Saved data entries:
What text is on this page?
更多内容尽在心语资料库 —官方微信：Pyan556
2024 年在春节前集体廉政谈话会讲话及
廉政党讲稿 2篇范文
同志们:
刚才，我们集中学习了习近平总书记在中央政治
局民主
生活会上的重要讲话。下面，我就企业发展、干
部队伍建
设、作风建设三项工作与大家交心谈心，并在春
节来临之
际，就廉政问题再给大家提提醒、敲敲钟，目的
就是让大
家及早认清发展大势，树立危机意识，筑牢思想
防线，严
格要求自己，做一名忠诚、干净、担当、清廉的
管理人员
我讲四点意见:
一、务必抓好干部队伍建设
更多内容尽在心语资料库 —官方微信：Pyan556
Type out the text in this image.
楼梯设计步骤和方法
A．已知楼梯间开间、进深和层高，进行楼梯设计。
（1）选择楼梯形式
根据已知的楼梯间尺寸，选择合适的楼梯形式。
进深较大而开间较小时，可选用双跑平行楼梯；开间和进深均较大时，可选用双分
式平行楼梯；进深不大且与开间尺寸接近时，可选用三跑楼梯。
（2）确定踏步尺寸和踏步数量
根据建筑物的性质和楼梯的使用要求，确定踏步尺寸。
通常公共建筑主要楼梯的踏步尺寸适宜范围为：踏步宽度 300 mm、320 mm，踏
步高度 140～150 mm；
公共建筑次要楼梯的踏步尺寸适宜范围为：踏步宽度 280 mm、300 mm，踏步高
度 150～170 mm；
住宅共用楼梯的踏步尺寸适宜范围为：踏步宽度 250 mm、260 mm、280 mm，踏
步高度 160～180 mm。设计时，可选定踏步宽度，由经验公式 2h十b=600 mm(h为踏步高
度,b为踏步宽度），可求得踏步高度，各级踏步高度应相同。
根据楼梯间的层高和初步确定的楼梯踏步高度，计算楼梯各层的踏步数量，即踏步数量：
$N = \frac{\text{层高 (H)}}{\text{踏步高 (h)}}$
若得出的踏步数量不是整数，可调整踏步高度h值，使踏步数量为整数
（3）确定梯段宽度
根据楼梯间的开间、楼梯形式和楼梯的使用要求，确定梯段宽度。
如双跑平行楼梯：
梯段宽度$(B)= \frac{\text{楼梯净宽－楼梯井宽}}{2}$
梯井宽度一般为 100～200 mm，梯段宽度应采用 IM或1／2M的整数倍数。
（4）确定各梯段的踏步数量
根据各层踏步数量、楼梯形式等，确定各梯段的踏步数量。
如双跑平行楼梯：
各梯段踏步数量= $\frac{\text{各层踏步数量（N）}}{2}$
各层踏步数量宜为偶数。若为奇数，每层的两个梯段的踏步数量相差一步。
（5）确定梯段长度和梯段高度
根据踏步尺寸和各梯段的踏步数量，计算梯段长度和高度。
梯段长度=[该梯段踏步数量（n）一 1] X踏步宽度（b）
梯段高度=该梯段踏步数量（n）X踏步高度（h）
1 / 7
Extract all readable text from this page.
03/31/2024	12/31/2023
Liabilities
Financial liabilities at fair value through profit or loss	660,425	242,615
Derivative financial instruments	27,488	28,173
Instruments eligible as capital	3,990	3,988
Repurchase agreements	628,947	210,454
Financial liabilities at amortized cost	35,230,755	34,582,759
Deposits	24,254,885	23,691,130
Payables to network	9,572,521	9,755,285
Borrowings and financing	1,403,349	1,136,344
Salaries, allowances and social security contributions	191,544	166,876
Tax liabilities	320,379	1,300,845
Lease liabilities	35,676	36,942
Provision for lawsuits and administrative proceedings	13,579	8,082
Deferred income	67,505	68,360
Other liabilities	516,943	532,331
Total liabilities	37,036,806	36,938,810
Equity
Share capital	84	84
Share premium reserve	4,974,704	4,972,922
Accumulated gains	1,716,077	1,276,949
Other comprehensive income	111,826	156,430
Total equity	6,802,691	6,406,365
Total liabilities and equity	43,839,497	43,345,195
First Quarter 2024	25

* [WRITTEN PROBLEM]
Return all of the entries word for word.

* [FINAL RESULT]
What text is on this page?
更多内容尽在心语资料库 —官方微信：Pyan556
2024 年在春节前集体廉政谈话会讲话及
廉政党讲稿 2篇范文
同志们:
刚才，我们集中学习了习近平总书记在中央政治
局民主
生活会上的重要讲话。下面，我就企业发展、干
部队伍建
设、作风建设三项工作与大家交心谈心，并在春
节来临之
际，就廉政问题再给大家提提醒、敲敲钟，目的
就是让大
家及早认清发展大势，树立危机意识，筑牢思想
防线，严
格要求自己，做一名忠诚、干净、担当、清廉的
管理人员
我讲四点意见:
一、务必抓好干部队伍建设
更多内容尽在心语资料库 —官方微信：Pyan556
Type out the text in this image.
楼梯设计步骤和方法
A．已知楼梯间开间、进深和层高，进行楼梯设计。
（1）选择楼梯形式
根据已知的楼梯间尺寸，选择合适的楼梯形式。
进深较大而开间较小时，可选用双跑平行楼梯；开间和进深均较大时，可选用双分
式平行楼梯；进深不大且与开间尺寸接近时，可选用三跑楼梯。
（2）确定踏步尺寸和踏步数量
根据建筑物的性质和楼梯的使用要求，确定踏步尺寸。
通常公共建筑主要楼梯的踏步尺寸适宜范围为：踏步宽度 300 mm、320 mm，踏
步高度 140～150 mm；
公共建筑次要楼梯的踏步尺寸适宜范围为：踏步宽度 280 mm、300 mm，踏步高
度 150～170 mm；
住宅共用楼梯的踏步尺寸适宜范围为：踏步宽度 250 mm、260 mm、280 mm，踏
步高度 160～180 mm。设计时，可选定踏步宽度，由经验公式 2h十b=600 mm(h为踏步高
度,b为踏步宽度），可求得踏步高度，各级踏步高度应相同。
根据楼梯间的层高和初步确定的楼梯踏步高度，计算楼梯各层的踏步数量，即踏步数量：
$N = \frac{\text{层高 (H)}}{\text{踏步高 (h)}}$
若得出的踏步数量不是整数，可调整踏步高度h值，使踏步数量为整数
（3）确定梯段宽度
根据楼梯间的开间、楼梯形式和楼梯的使用要求，确定梯段宽度。
如双跑平行楼梯：
梯段宽度$(B)= \frac{\text{楼梯净宽－楼梯井宽}}{2}$
梯井宽度一般为 100～200 mm，梯段宽度应采用 IM或1／2M的整数倍数。
（4）确定各梯段的踏步数量
根据各层踏步数量、楼梯形式等，确定各梯段的踏步数量。
如双跑平行楼梯：
各梯段踏步数量= $\frac{\text{各层踏步数量（N）}}{2}$
各层踏步数量宜为偶数。若为奇数，每层的两个梯段的踏步数量相差一步。
（5）确定梯段长度和梯段高度
根据踏步尺寸和各梯段的踏步数量，计算梯段长度和高度。
梯段长度=[该梯段踏步数量（n）一 1] X踏步宽度（b）
梯段高度=该梯段踏步数量（n）X踏步高度（h）
1 / 7
Extract all readable text from this page.
03/31/2024	12/31/2023
Liabilities
Financial liabilities at fair value through profit or loss	660,425	242,615
Derivative financial instruments	27,488	28,173
Instruments eligible as capital	3,990	3,988
Repurchase agreements	628,947	210,454
Financial liabilities at amortized cost	35,230,755	34,582,759
Deposits	24,254,885	23,691,130
Payables to network	9,572,521	9,755,285
Borrowings and financing	1,403,349	1,136,344
Salaries, allowances and social security contributions	191,544	166,876
Tax liabilities	320,379	1,300,845
Lease liabilities	35,676	36,942
Provision for lawsuits and administrative proceedings	13,579	8,082
Deferred income	67,505	68,360
Other liabilities	516,943	532,331
Total liabilities	37,036,806	36,938,810
Equity
Share capital	84	84
Share premium reserve	4,974,704	4,972,922
Accumulated gains	1,716,077	1,276,949
Other comprehensive income	111,826	156,430
Total equity	6,802,691	6,406,365
Total liabilities and equity	43,839,497	43,345,195
First Quarter 2024	25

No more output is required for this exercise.